### MATERIAL PROVIDED
* * * *

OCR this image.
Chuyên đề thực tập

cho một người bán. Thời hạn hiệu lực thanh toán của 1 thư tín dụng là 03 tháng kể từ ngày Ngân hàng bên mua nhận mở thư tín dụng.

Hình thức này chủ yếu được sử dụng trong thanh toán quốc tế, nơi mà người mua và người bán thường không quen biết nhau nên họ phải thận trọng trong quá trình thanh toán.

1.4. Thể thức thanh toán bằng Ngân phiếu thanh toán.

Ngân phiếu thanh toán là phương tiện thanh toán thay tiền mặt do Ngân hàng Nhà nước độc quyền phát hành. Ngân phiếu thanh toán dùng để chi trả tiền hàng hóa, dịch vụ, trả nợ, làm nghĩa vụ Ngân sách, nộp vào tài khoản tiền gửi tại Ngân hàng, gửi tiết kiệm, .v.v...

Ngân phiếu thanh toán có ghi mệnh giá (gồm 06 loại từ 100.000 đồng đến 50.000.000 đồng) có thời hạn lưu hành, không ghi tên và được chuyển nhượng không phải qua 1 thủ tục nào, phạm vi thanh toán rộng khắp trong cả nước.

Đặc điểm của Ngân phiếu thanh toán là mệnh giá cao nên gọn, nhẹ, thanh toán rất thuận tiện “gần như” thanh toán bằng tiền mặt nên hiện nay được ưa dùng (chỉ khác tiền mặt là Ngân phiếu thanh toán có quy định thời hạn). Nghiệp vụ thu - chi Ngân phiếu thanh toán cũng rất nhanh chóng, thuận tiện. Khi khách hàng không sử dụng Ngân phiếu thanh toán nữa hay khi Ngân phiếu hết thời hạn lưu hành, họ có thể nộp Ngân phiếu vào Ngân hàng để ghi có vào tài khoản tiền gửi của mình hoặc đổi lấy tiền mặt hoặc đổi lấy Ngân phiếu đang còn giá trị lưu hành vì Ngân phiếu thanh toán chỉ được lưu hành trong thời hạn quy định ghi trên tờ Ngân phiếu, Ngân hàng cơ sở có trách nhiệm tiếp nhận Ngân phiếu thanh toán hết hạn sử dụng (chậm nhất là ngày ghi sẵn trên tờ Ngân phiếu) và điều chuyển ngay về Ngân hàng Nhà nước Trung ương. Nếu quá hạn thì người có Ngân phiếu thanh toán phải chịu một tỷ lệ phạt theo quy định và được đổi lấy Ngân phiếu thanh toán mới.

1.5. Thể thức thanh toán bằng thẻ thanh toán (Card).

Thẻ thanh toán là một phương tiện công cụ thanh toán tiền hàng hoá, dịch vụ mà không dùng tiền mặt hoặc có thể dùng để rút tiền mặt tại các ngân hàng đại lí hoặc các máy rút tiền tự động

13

* * * *

### WHAT IS EXPECTED
Output the records above in their entirety, exactly.

### SOLUTION TO THIS PROBLEM
OCR this image.
Chuyên đề thực tập

cho một người bán. Thời hạn hiệu lực thanh toán của 1 thư tín dụng là 03 tháng kể từ ngày Ngân hàng bên mua nhận mở thư tín dụng.

Hình thức này chủ yếu được sử dụng trong thanh toán quốc tế, nơi mà người mua và người bán thường không quen biết nhau nên họ phải thận trọng trong quá trình thanh toán.

1.4. Thể thức thanh toán bằng Ngân phiếu thanh toán.

Ngân phiếu thanh toán là phương tiện thanh toán thay tiền mặt do Ngân hàng Nhà nước độc quyền phát hành. Ngân phiếu thanh toán dùng để chi trả tiền hàng hóa, dịch vụ, trả nợ, làm nghĩa vụ Ngân sách, nộp vào tài khoản tiền gửi tại Ngân hàng, gửi tiết kiệm, .v.v...

Ngân phiếu thanh toán có ghi mệnh giá (gồm 06 loại từ 100.000 đồng đến 50.000.000 đồng) có thời hạn lưu hành, không ghi tên và được chuyển nhượng không phải qua 1 thủ tục nào, phạm vi thanh toán rộng khắp trong cả nước.

Đặc điểm của Ngân phiếu thanh toán là mệnh giá cao nên gọn, nhẹ, thanh toán rất thuận tiện “gần như” thanh toán bằng tiền mặt nên hiện nay được ưa dùng (chỉ khác tiền mặt là Ngân phiếu thanh toán có quy định thời hạn). Nghiệp vụ thu - chi Ngân phiếu thanh toán cũng rất nhanh chóng, thuận tiện. Khi khách hàng không sử dụng Ngân phiếu thanh toán nữa hay khi Ngân phiếu hết thời hạn lưu hành, họ có thể nộp Ngân phiếu vào Ngân hàng để ghi có vào tài khoản tiền gửi của mình hoặc đổi lấy tiền mặt hoặc đổi lấy Ngân phiếu đang còn giá trị lưu hành vì Ngân phiếu thanh toán chỉ được lưu hành trong thời hạn quy định ghi trên tờ Ngân phiếu, Ngân hàng cơ sở có trách nhiệm tiếp nhận Ngân phiếu thanh toán hết hạn sử dụng (chậm nhất là ngày ghi sẵn trên tờ Ngân phiếu) và điều chuyển ngay về Ngân hàng Nhà nước Trung ương. Nếu quá hạn thì người có Ngân phiếu thanh toán phải chịu một tỷ lệ phạt theo quy định và được đổi lấy Ngân phiếu thanh toán mới.

1.5. Thể thức thanh toán bằng thẻ thanh toán (Card).

Thẻ thanh toán là một phương tiện công cụ thanh toán tiền hàng hoá, dịch vụ mà không dùng tiền mặt hoặc có thể dùng để rút tiền mặt tại các ngân hàng đại lí hoặc các máy rút tiền tự động

13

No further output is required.